### Extrait du document:

##########

Lorsque vous discutez avec Rhyece O’Neill, blouson de cuir et chapeau sempiternellement vissé sur le crâne, le contraste est saisissant entre la stature et la force quasi-animale qu’il dégage et sa voix douce, presque enfantine.

Il l’est plus encore lorsqu’il est sur scène, en formation réduite à trois éléments ce soir au Black Star – Live Club, toute nouvelle salle de concerts/DJ sets club/bar (1) sise au 6 passage Thiéré dans le 11ème arrondissement de Paris, à deux pas de Bastille, puisque Tim Deane (guitare), Rick Studentt (basse) et Mark Sibson ont regagné leurs pénates australiens.

Le songwriter et guitariste australien n’est alors plus tout à fait le même. La voix est caverneuse (‘’deep’’ diraient les anglophones), les doigts virevoltent sur la Fender, la tension est palpable, l’ampli réglé au maximum du volume.

Ce qui semblera contrarier l’ingé son ce soir. Il est vrai que ce quartier de Paris, comme tant d’autres, est en voie de gentrification. La Mécanique Ondulatoire, au n°8 du passage, s’est définitivement tue il y a peu, contrainte de stopper sa programmation pour des problèmes de normes de sécurité, après une fermeture administrative pour nuisances sonores en 2010. ‘’Derrière tout cela, il y a une volonté claire de supprimer des lieux de fêtes atypiques’’ (2) selon Denis Quélard, gérant du Pop-In.

##########

### Données brutes:
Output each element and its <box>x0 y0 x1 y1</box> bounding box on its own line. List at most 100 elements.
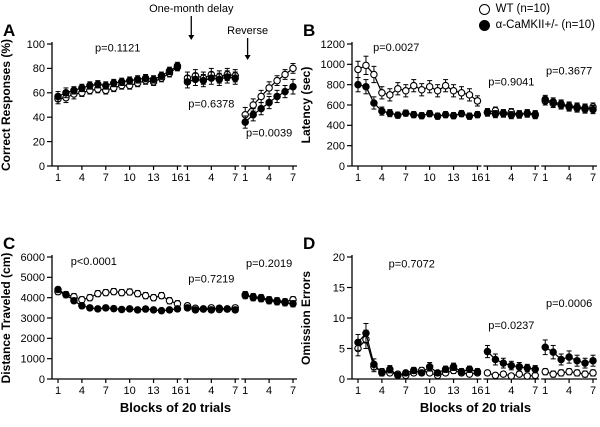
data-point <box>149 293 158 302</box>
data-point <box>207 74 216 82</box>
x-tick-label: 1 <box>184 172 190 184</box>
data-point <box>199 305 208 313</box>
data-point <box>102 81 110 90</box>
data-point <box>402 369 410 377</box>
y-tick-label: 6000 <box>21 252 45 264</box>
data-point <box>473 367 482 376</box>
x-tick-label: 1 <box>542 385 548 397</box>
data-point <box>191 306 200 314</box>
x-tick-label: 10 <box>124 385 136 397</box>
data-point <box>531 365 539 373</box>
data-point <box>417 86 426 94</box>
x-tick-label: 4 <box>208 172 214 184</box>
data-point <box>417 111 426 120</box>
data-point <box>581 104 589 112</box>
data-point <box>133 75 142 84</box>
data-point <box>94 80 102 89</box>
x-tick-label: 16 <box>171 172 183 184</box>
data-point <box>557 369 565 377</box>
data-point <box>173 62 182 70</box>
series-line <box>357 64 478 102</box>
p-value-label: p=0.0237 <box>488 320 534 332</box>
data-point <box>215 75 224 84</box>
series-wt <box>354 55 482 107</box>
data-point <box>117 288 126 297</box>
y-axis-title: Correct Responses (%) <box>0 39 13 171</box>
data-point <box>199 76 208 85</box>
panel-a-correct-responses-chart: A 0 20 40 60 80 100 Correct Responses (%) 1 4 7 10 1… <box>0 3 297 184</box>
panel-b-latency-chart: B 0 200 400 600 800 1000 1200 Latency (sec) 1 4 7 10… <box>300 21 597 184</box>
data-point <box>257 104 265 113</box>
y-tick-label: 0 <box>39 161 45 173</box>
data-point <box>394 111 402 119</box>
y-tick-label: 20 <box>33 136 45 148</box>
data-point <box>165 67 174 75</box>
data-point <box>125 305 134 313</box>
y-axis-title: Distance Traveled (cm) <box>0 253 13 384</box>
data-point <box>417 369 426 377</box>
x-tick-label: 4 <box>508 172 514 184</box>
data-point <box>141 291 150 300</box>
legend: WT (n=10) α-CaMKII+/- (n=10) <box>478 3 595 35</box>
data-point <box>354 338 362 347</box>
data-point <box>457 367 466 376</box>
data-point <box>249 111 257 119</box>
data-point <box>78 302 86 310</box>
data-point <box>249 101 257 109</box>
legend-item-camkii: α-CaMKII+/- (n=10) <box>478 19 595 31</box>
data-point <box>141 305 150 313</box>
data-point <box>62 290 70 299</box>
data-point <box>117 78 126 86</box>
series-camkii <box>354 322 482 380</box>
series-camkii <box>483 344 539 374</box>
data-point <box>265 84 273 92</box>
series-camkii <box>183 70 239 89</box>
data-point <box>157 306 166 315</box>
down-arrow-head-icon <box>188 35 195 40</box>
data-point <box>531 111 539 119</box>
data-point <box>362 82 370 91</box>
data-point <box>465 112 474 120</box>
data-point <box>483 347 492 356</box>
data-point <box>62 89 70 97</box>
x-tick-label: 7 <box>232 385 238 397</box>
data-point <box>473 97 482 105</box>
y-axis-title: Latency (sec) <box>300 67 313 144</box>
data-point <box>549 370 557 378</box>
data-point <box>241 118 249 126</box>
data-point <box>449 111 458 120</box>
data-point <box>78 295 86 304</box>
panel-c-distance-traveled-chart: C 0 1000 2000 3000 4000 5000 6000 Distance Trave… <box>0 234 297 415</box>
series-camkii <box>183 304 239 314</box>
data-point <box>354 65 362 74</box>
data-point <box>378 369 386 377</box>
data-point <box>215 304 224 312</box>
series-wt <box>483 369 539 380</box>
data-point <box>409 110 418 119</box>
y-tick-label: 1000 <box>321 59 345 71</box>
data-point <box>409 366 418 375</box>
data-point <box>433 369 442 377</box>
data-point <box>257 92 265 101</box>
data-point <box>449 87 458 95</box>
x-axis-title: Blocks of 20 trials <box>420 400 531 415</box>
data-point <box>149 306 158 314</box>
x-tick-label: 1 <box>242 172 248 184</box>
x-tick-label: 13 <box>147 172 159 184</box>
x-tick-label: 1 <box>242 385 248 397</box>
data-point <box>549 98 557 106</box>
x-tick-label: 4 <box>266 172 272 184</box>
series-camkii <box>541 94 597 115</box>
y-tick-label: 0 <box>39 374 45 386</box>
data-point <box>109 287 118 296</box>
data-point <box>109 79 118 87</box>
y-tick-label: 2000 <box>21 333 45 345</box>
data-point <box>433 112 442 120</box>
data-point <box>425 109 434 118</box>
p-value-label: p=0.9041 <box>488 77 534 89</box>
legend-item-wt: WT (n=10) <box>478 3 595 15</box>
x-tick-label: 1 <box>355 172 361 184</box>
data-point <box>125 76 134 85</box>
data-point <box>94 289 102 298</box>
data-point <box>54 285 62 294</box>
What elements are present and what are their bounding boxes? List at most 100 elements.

##########

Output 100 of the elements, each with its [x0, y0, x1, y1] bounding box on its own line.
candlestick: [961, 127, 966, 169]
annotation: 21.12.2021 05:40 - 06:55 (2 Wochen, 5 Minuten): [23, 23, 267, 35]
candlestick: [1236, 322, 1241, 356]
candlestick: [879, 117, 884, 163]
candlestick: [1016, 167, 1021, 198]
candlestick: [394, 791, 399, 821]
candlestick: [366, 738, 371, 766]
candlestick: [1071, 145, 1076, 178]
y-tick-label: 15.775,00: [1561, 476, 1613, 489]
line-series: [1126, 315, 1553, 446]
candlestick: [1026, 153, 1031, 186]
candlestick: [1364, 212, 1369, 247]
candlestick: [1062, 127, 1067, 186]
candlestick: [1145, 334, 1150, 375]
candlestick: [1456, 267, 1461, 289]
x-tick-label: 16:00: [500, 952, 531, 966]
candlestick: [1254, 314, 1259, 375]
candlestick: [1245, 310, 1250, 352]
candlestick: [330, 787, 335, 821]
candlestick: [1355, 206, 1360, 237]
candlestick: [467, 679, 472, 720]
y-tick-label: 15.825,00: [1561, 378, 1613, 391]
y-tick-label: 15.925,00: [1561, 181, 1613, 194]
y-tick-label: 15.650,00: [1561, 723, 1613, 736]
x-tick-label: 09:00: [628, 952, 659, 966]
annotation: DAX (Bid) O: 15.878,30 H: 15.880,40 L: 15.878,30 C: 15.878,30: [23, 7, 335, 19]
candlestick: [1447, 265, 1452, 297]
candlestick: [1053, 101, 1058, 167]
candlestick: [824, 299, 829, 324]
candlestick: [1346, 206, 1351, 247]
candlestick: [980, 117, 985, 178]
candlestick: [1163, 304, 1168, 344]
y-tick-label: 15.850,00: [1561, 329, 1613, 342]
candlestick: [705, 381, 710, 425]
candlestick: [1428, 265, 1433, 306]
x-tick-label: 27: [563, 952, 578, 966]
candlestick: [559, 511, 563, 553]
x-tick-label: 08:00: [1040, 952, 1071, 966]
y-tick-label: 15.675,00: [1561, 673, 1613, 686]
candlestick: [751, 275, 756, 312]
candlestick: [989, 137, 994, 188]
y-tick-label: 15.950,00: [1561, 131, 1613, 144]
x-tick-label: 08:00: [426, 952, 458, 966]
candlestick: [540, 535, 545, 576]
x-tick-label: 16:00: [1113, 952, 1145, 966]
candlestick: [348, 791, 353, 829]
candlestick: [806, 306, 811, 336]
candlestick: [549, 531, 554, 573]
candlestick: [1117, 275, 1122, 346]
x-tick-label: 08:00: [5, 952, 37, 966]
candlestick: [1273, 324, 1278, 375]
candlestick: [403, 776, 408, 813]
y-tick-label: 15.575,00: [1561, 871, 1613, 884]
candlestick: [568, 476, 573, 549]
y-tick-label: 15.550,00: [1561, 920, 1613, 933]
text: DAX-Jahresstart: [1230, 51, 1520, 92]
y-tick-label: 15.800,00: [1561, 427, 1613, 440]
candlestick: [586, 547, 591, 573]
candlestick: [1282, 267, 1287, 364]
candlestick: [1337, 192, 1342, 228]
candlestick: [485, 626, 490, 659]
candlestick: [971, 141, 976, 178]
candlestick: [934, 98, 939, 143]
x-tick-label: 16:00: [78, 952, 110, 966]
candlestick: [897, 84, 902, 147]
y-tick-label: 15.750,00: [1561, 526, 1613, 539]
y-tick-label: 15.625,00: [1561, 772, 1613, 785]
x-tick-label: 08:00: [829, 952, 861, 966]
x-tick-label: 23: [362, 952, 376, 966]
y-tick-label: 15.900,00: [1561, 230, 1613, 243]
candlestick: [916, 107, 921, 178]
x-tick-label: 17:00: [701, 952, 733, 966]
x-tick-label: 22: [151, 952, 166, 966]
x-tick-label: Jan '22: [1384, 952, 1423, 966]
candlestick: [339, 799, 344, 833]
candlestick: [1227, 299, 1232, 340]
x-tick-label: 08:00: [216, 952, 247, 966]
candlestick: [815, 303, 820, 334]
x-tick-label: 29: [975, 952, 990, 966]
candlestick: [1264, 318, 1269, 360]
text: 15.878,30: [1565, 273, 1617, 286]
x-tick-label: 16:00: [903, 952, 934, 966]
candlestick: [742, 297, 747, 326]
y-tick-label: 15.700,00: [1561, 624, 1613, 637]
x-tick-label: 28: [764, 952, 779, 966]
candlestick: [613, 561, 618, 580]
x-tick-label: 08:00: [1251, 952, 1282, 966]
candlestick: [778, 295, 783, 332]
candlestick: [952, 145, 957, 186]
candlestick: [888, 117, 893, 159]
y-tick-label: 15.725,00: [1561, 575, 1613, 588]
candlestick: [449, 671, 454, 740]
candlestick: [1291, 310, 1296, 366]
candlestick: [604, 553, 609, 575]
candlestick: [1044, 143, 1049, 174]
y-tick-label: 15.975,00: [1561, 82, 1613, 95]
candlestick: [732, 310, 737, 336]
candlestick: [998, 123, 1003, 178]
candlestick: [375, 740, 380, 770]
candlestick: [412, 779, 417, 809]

##########

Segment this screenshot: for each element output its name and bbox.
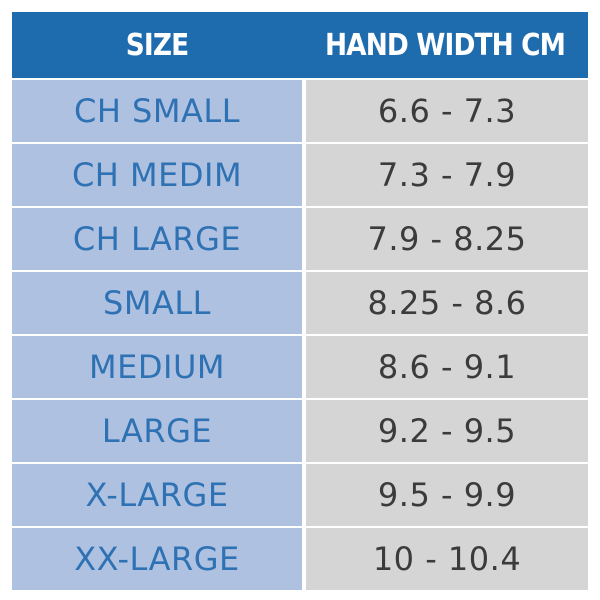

##########

### Défi:
Recopiez à l'identique le passage de l'extrait consacré à Rhyece O'Neill qui va de « Il l’est plus » à « maximum du volume. ». Les enregistrements n'ont aucun lien avec l'extrait consacré à Rhyece O'Neill.

### Réponse à l'exercice:
Il l’est plus encore lorsqu’il est sur scène, en formation réduite à trois éléments ce soir au Black Star – Live Club, toute nouvelle salle de concerts/DJ sets club/bar (1) sise au 6 passage Thiéré dans le 11ème arrondissement de Paris, à deux pas de Bastille, puisque Tim Deane (guitare), Rick Studentt (basse) et Mark Sibson ont regagné leurs pénates australiens.

Le songwriter et guitariste australien n’est alors plus tout à fait le même. La voix est caverneuse (‘’deep’’ diraient les anglophones), les doigts virevoltent sur la Fender, la tension est palpable, l’ampli réglé au maximum du volume.